Your instructions =>
Give the number of lines in this listing that contain the word "评分标准", and nothing else.

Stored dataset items
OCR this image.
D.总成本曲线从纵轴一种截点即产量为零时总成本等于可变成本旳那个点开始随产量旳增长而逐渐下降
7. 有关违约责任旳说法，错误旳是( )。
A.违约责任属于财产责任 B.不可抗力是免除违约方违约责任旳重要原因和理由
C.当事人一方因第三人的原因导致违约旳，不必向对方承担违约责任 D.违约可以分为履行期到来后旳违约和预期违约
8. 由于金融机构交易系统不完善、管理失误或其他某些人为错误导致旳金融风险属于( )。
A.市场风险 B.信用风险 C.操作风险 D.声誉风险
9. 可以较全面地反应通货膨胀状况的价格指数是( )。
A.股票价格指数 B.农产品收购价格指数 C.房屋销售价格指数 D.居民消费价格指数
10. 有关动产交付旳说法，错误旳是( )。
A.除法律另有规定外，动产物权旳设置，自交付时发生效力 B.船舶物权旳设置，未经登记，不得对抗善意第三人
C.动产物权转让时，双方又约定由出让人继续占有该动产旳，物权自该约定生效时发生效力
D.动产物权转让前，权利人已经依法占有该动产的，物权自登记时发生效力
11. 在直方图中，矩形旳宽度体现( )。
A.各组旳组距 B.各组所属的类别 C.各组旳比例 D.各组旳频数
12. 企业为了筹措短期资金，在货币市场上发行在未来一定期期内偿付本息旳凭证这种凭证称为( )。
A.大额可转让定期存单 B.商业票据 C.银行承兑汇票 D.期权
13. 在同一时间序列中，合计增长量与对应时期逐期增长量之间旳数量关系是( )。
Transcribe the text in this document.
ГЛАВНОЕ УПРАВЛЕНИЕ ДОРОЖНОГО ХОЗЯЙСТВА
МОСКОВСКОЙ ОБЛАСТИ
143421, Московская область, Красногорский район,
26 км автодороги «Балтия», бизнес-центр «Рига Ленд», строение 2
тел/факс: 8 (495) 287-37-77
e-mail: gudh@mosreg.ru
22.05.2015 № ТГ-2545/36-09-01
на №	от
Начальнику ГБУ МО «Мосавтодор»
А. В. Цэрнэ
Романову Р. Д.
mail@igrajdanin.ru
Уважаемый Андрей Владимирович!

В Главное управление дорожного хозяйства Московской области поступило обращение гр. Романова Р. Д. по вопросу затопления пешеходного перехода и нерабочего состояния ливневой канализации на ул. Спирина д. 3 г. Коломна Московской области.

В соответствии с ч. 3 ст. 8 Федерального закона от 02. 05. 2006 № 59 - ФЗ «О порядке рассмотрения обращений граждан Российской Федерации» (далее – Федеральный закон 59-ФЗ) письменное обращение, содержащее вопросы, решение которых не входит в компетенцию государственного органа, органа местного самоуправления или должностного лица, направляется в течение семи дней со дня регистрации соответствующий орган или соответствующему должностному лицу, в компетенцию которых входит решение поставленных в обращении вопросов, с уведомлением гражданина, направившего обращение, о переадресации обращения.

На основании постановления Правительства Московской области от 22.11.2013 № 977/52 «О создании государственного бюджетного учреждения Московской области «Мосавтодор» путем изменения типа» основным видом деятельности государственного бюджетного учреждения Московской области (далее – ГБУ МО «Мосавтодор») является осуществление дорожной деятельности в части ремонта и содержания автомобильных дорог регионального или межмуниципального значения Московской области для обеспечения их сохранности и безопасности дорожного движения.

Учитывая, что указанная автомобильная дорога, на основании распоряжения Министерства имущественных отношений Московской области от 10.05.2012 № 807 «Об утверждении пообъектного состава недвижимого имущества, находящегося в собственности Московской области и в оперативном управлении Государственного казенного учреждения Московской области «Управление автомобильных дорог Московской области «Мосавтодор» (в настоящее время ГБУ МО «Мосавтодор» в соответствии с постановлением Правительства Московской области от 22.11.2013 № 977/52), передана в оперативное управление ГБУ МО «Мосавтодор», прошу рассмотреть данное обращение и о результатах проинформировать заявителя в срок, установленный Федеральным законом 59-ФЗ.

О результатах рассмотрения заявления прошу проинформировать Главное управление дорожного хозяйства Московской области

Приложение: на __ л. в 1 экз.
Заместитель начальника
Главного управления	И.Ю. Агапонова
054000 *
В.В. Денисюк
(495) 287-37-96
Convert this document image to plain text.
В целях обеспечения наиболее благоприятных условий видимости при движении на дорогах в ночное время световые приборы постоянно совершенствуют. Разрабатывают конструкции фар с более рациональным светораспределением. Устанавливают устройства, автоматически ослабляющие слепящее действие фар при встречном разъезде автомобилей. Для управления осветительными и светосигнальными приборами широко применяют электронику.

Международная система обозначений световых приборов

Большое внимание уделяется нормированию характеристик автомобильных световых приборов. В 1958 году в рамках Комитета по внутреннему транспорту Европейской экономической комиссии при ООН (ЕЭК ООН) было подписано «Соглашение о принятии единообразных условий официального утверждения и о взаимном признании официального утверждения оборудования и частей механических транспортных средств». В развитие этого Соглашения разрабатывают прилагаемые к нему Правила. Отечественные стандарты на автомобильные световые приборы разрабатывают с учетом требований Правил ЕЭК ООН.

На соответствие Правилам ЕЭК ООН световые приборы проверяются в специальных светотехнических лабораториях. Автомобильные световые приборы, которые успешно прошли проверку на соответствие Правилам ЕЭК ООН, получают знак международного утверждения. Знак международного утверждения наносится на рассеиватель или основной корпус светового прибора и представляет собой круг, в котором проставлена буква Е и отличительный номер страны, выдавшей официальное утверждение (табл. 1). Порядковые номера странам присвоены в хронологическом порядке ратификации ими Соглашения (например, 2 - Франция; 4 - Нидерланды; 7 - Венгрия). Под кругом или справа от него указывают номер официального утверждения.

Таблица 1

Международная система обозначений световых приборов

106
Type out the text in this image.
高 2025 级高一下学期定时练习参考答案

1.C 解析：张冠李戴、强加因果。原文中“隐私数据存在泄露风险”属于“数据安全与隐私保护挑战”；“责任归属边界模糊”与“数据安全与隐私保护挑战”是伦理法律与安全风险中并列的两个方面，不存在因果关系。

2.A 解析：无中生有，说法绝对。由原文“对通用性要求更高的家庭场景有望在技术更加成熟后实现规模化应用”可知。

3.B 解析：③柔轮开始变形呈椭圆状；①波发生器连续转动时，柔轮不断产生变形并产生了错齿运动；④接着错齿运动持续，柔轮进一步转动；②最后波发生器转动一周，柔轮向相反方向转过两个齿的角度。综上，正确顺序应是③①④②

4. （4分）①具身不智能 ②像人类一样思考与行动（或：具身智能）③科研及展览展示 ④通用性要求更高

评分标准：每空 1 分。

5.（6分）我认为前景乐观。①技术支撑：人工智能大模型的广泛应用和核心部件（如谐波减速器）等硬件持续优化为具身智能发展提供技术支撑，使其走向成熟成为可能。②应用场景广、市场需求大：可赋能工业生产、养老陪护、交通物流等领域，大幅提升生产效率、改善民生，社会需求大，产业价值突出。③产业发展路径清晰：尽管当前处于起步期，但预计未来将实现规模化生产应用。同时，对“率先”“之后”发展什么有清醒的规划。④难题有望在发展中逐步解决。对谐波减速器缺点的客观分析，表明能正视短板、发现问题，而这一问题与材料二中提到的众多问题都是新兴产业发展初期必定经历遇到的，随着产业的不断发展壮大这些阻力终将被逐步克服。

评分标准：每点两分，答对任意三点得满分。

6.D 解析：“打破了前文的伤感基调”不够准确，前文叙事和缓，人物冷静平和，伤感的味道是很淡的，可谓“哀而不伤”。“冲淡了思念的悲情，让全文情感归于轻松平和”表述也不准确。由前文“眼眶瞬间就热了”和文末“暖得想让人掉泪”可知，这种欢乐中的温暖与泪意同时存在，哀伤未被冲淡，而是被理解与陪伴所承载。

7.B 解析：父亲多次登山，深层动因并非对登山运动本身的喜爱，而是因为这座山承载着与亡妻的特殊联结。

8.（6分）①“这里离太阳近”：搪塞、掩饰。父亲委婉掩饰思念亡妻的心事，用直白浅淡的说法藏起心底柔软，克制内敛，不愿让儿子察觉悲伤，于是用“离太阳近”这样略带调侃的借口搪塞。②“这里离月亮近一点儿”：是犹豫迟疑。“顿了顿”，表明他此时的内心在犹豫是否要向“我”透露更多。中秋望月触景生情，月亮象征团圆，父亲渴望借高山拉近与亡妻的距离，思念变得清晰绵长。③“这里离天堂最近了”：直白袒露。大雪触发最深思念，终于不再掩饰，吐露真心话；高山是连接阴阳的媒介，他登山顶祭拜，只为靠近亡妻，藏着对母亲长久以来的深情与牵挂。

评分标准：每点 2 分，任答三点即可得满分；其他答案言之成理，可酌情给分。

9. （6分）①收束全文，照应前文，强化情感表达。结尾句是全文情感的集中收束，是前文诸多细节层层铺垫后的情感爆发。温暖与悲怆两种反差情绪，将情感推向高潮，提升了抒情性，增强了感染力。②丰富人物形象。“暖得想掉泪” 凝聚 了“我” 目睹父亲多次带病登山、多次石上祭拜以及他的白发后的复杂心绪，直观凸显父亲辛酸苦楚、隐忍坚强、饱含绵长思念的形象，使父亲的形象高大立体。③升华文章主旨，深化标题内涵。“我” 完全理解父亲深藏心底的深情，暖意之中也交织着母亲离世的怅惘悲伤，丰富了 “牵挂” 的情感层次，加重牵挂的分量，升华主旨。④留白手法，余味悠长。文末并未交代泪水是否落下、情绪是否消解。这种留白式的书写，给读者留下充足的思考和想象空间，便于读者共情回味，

Answer to this problem =>
3